Tally the lines below that contain the string "precipitation", treating uppercase and lowercase as different, and give only the number.

____ Input

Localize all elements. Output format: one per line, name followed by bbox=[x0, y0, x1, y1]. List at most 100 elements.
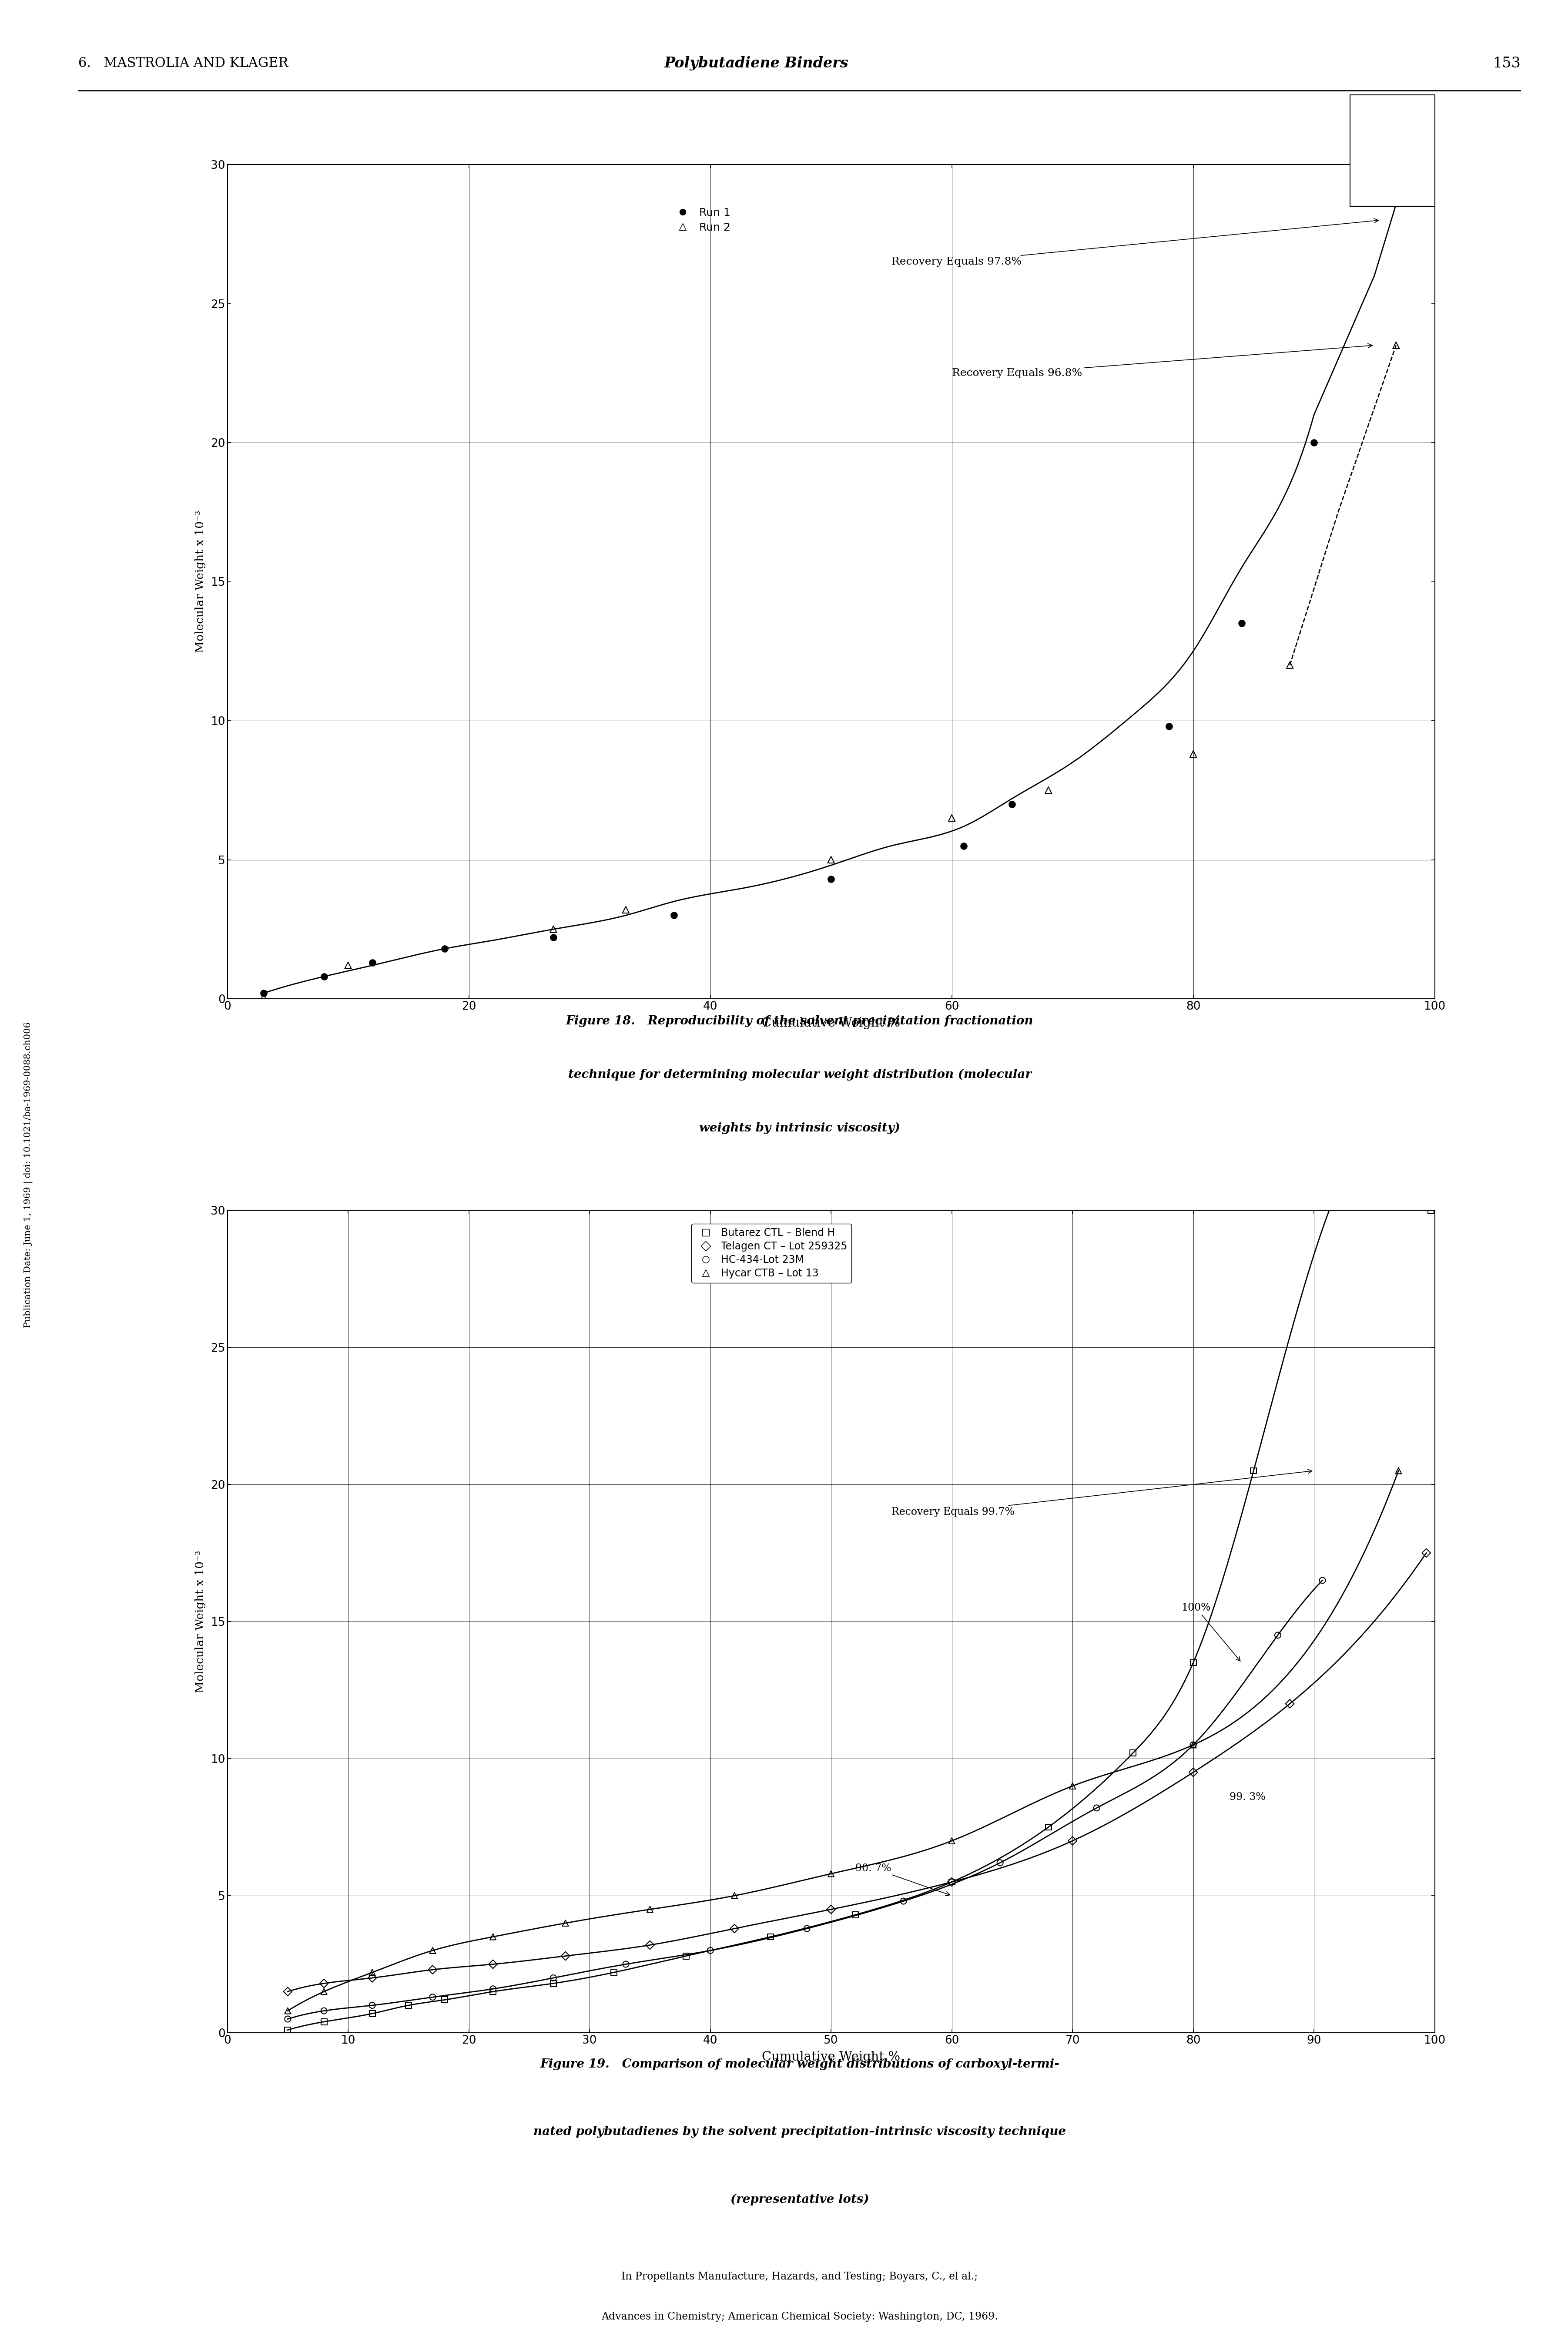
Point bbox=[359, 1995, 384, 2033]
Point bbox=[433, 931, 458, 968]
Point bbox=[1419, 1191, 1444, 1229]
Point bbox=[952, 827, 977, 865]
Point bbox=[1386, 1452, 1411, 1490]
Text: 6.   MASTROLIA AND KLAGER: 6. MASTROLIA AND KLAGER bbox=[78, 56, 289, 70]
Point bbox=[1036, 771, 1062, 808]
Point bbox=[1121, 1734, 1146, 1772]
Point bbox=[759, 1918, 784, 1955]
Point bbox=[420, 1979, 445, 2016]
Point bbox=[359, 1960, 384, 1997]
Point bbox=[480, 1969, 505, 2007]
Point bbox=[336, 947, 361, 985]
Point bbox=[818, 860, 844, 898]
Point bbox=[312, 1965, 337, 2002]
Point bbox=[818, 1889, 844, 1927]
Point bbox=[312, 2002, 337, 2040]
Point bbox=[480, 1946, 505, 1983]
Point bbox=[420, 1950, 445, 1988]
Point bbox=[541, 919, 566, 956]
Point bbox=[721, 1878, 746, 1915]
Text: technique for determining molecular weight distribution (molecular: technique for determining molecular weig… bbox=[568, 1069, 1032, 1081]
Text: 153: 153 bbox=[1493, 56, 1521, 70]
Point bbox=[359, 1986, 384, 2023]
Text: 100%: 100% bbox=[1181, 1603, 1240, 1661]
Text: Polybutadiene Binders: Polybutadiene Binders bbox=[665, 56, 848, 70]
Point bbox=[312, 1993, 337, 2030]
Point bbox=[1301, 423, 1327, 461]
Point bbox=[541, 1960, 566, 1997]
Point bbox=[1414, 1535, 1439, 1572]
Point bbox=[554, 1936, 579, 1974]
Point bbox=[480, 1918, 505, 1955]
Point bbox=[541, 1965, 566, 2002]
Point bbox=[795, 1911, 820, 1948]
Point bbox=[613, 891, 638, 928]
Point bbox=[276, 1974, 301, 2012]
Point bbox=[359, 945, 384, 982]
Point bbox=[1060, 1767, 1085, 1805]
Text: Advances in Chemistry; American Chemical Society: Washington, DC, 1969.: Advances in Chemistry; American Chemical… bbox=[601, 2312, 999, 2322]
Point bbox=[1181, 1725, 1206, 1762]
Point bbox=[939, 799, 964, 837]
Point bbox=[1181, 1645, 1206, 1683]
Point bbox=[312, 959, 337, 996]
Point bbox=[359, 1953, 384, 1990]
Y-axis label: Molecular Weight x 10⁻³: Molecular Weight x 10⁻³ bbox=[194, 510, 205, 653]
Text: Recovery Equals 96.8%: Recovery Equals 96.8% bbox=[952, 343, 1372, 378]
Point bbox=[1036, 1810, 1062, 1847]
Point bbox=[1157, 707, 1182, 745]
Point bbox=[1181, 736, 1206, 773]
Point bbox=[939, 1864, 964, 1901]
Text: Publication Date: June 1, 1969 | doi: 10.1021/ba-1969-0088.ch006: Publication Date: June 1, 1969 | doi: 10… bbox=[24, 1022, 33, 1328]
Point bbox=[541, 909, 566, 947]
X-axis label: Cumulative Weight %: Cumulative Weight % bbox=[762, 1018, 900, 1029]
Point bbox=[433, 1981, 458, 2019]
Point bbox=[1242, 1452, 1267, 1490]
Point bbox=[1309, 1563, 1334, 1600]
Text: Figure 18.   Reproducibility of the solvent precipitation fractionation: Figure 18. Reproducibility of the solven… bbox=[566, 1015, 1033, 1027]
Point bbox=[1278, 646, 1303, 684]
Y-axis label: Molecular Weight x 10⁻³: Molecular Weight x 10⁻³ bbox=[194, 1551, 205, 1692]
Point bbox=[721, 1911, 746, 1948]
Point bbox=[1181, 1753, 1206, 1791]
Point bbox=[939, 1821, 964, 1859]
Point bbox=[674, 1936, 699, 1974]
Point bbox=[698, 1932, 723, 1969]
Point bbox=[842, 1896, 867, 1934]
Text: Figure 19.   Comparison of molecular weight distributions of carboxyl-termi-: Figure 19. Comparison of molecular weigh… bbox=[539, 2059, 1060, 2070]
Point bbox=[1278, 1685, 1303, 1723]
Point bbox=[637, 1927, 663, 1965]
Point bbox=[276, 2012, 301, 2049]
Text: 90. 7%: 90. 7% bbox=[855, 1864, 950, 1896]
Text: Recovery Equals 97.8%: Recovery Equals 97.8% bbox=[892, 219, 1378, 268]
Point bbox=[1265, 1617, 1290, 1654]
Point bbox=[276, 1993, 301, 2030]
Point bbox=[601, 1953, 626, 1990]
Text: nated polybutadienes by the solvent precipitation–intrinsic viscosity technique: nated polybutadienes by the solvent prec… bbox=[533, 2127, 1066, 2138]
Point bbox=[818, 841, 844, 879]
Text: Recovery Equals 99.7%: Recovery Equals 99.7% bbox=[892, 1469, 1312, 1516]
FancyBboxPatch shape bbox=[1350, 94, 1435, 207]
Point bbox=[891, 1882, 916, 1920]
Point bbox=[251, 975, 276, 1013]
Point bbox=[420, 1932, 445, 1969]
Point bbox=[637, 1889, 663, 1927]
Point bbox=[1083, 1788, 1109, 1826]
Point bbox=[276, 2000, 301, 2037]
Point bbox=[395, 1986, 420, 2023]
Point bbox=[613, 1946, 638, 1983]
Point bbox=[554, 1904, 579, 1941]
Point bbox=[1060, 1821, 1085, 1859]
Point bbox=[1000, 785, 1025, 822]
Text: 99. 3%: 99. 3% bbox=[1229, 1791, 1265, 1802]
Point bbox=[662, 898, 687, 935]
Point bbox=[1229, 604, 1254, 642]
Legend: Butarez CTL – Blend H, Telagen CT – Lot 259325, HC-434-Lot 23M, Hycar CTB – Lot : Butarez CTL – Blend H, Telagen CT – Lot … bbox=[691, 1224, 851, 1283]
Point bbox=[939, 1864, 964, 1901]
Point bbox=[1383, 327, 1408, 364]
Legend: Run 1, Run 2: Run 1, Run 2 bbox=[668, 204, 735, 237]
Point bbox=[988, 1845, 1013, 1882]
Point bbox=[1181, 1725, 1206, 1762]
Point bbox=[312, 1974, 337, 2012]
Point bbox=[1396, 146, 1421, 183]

________

- _Answer to the exercise_
2